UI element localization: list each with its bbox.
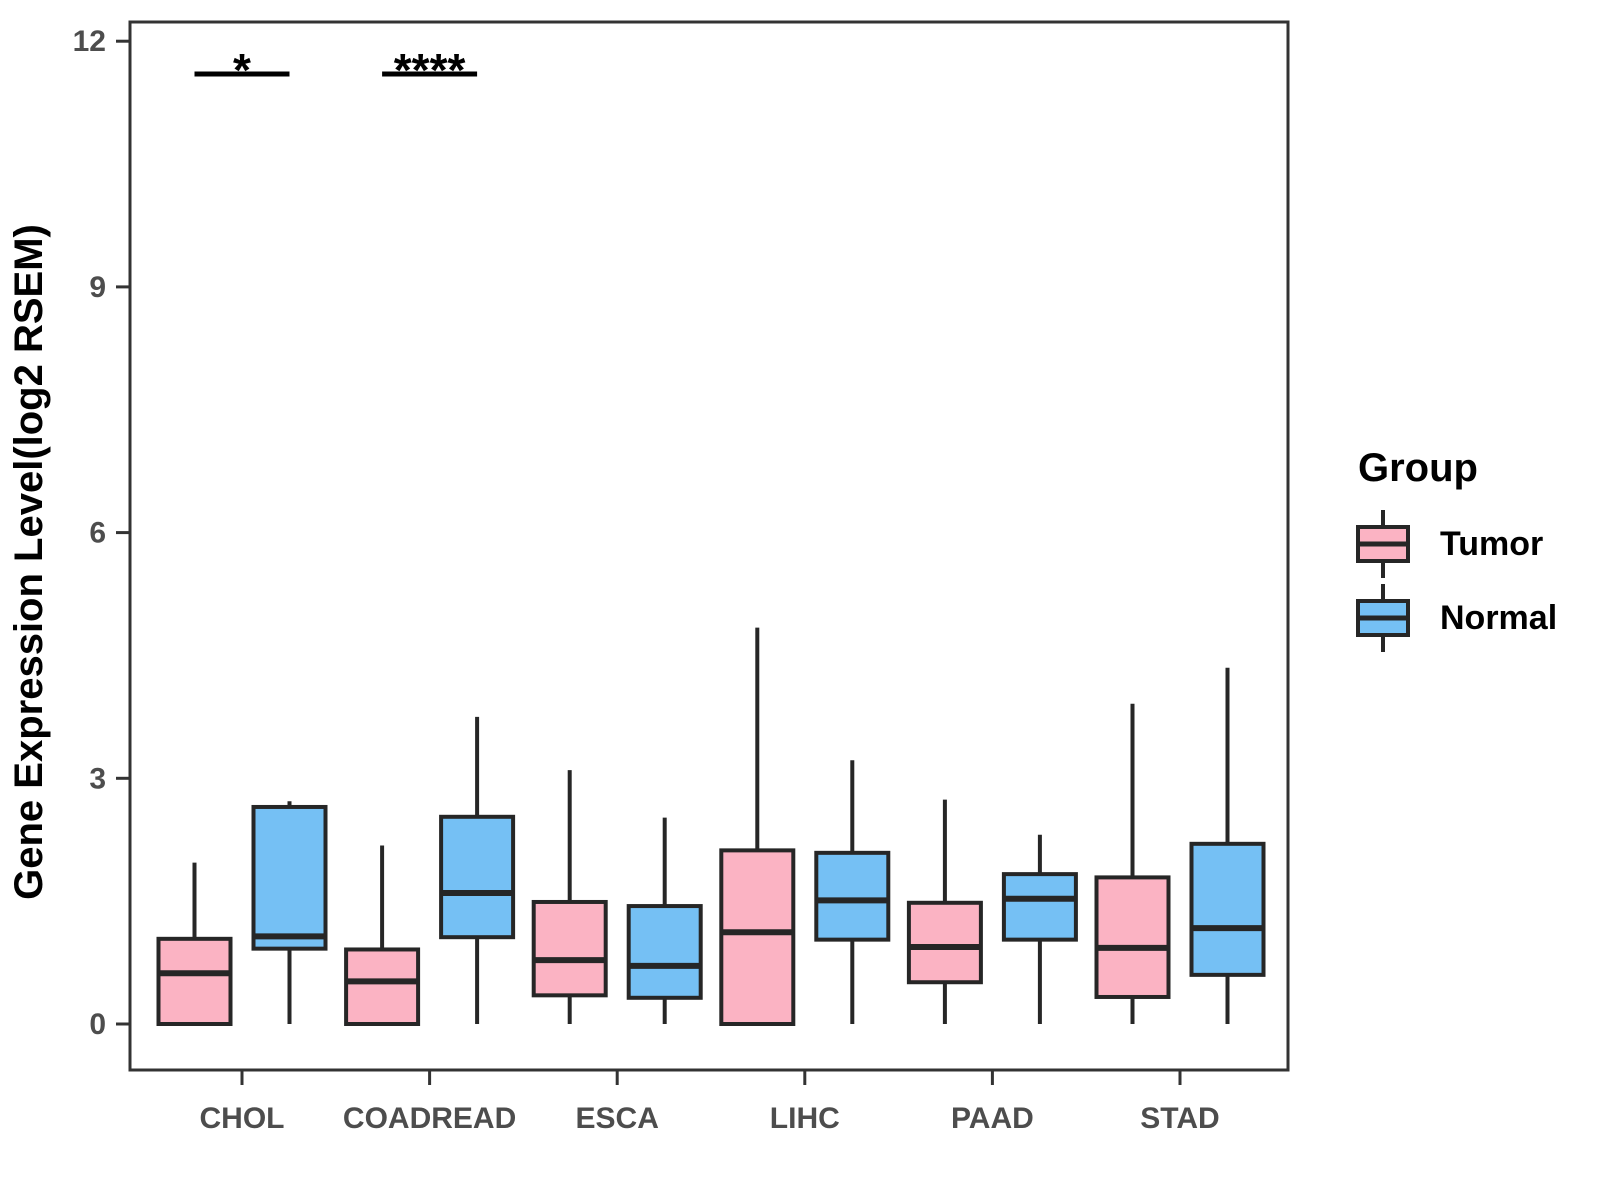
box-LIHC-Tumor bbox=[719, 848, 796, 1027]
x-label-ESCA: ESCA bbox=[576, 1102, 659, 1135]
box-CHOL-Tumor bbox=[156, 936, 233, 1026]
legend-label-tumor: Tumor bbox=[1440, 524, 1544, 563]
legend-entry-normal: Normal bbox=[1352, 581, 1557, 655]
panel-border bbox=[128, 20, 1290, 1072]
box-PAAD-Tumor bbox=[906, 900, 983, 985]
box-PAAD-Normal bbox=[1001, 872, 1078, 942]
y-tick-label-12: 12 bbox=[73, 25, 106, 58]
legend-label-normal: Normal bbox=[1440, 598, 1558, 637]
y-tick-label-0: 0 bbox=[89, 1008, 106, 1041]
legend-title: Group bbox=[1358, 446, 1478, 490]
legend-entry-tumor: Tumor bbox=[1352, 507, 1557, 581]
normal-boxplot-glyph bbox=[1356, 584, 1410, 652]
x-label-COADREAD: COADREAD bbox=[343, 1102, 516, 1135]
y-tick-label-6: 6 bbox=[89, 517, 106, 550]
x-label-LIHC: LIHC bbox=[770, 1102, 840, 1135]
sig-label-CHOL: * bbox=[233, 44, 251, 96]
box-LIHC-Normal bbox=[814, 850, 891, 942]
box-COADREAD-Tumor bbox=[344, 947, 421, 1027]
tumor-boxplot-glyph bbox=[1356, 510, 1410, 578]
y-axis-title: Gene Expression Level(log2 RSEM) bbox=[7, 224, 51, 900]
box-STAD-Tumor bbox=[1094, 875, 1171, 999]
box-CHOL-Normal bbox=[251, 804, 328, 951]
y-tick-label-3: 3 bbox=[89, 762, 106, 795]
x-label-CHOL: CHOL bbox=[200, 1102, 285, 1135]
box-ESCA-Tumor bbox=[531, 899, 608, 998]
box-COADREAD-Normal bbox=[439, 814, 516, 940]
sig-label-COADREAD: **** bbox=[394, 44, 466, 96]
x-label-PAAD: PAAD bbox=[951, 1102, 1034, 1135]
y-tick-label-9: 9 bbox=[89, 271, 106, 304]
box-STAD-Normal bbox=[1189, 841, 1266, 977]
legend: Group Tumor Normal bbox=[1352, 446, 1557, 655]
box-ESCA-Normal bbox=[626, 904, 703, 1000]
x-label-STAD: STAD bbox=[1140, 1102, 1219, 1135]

__________________________________________________

EXERCISE REQUIREMENTS >> Write out the whole listing verbatim, images excluded.

WRITTEN RESPONSE >>
UI element localization: list each with its bbox.
box-LIHC-Tumor bbox=[719, 848, 796, 1027]
x-label-ESCA: ESCA bbox=[576, 1102, 659, 1135]
box-CHOL-Tumor bbox=[156, 936, 233, 1026]
legend-label-tumor: Tumor bbox=[1440, 524, 1544, 563]
legend-entry-normal: Normal bbox=[1352, 581, 1557, 655]
panel-border bbox=[128, 20, 1290, 1072]
box-PAAD-Tumor bbox=[906, 900, 983, 985]
box-PAAD-Normal bbox=[1001, 872, 1078, 942]
y-tick-label-12: 12 bbox=[73, 25, 106, 58]
legend-label-normal: Normal bbox=[1440, 598, 1558, 637]
y-tick-label-0: 0 bbox=[89, 1008, 106, 1041]
legend-title: Group bbox=[1358, 446, 1478, 490]
legend-entry-tumor: Tumor bbox=[1352, 507, 1557, 581]
normal-boxplot-glyph bbox=[1356, 584, 1410, 652]
x-label-COADREAD: COADREAD bbox=[343, 1102, 516, 1135]
y-tick-label-6: 6 bbox=[89, 517, 106, 550]
x-label-LIHC: LIHC bbox=[770, 1102, 840, 1135]
sig-label-CHOL: * bbox=[233, 44, 251, 96]
box-LIHC-Normal bbox=[814, 850, 891, 942]
box-COADREAD-Tumor bbox=[344, 947, 421, 1027]
tumor-boxplot-glyph bbox=[1356, 510, 1410, 578]
y-axis-title: Gene Expression Level(log2 RSEM) bbox=[7, 224, 51, 900]
box-STAD-Tumor bbox=[1094, 875, 1171, 999]
box-CHOL-Normal bbox=[251, 804, 328, 951]
y-tick-label-3: 3 bbox=[89, 762, 106, 795]
x-label-CHOL: CHOL bbox=[200, 1102, 285, 1135]
box-ESCA-Tumor bbox=[531, 899, 608, 998]
box-COADREAD-Normal bbox=[439, 814, 516, 940]
sig-label-COADREAD: **** bbox=[394, 44, 466, 96]
x-label-PAAD: PAAD bbox=[951, 1102, 1034, 1135]
y-tick-label-9: 9 bbox=[89, 271, 106, 304]
box-STAD-Normal bbox=[1189, 841, 1266, 977]
legend: Group Tumor Normal bbox=[1352, 446, 1557, 655]
box-ESCA-Normal bbox=[626, 904, 703, 1000]
x-label-STAD: STAD bbox=[1140, 1102, 1219, 1135]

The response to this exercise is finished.